[Records contained in a dataset]

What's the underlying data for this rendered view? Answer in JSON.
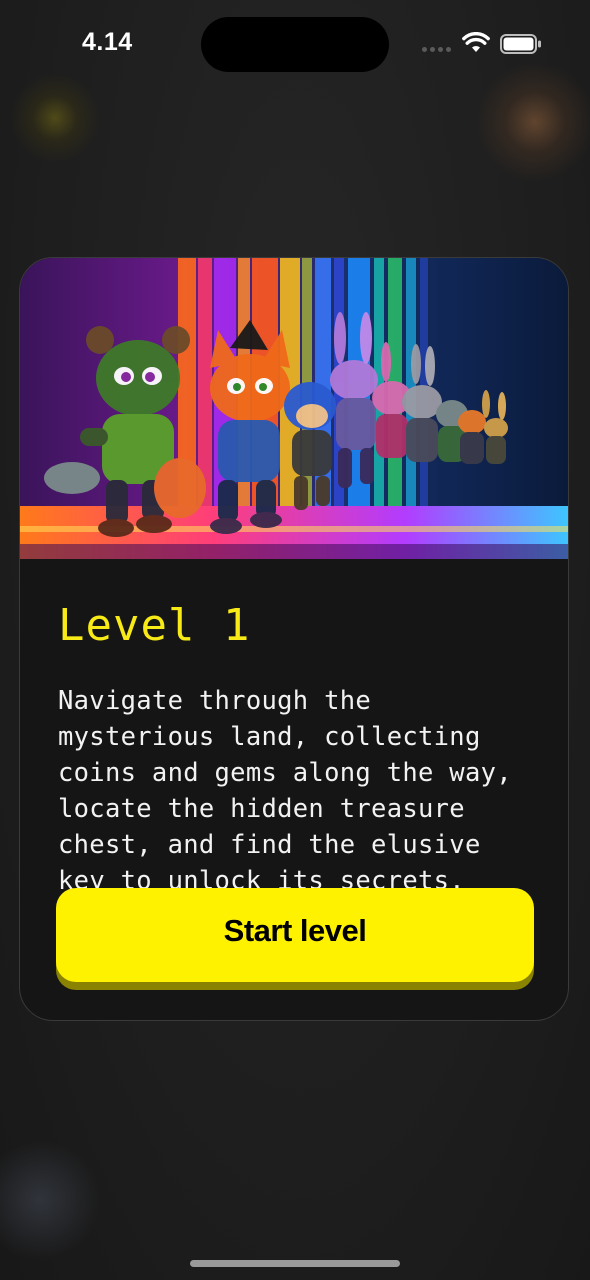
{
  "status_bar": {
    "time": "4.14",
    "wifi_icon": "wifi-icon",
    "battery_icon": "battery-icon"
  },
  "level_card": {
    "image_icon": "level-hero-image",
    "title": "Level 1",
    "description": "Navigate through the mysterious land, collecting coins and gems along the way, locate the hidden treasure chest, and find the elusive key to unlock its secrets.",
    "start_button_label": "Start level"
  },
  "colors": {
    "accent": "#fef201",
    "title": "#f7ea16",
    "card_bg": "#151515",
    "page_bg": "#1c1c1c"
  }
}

---

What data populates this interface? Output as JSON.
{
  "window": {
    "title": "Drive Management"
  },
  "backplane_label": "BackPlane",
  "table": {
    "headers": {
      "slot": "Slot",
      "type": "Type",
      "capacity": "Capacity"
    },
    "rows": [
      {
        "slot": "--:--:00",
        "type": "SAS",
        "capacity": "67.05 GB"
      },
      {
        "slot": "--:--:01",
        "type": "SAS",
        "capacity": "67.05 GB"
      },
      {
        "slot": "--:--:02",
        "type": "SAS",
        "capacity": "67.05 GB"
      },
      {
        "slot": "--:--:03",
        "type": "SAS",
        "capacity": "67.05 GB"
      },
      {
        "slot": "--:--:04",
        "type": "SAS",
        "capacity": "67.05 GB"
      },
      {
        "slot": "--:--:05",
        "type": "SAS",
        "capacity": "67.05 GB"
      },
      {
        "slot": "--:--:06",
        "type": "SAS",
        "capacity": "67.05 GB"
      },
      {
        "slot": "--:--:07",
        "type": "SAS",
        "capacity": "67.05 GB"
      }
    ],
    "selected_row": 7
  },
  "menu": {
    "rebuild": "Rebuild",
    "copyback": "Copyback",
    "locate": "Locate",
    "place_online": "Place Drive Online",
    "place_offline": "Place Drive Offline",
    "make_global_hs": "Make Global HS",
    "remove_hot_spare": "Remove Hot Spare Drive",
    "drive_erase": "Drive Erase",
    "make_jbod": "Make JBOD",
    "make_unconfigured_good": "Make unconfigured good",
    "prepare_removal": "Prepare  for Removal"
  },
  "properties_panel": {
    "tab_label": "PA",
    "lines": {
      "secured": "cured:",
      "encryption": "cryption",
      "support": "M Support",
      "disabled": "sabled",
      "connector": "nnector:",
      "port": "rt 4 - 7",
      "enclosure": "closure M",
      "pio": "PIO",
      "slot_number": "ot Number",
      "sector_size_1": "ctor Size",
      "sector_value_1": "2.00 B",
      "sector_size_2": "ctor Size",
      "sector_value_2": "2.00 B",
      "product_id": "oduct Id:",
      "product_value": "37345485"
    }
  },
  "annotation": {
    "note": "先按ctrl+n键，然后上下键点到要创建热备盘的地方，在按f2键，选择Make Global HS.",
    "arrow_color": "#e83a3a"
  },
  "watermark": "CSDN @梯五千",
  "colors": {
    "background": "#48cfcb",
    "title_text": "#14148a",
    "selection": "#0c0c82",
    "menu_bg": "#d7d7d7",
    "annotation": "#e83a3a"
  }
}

==

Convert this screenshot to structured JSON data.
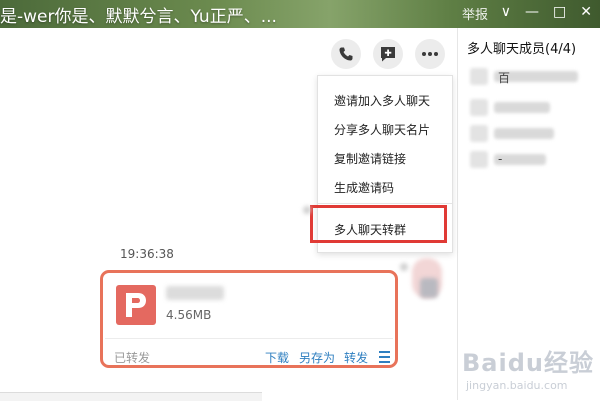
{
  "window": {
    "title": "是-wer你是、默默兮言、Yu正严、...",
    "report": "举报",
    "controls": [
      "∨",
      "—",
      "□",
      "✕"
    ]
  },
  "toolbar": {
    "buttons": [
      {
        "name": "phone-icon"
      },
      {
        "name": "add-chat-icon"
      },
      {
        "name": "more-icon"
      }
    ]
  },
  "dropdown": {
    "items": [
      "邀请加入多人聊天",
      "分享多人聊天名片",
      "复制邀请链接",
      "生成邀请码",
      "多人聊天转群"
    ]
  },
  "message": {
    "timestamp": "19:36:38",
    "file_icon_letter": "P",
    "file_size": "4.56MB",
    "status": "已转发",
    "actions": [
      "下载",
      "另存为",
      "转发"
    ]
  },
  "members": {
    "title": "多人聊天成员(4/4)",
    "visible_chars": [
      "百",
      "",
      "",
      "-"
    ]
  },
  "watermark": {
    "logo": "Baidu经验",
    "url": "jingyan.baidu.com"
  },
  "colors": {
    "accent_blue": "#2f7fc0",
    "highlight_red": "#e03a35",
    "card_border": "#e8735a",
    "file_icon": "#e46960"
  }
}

The problem – Collect every line above that contains the word "Place".

Reply –
    "place_online": "Place Drive Online",
    "place_offline": "Place Drive Offline",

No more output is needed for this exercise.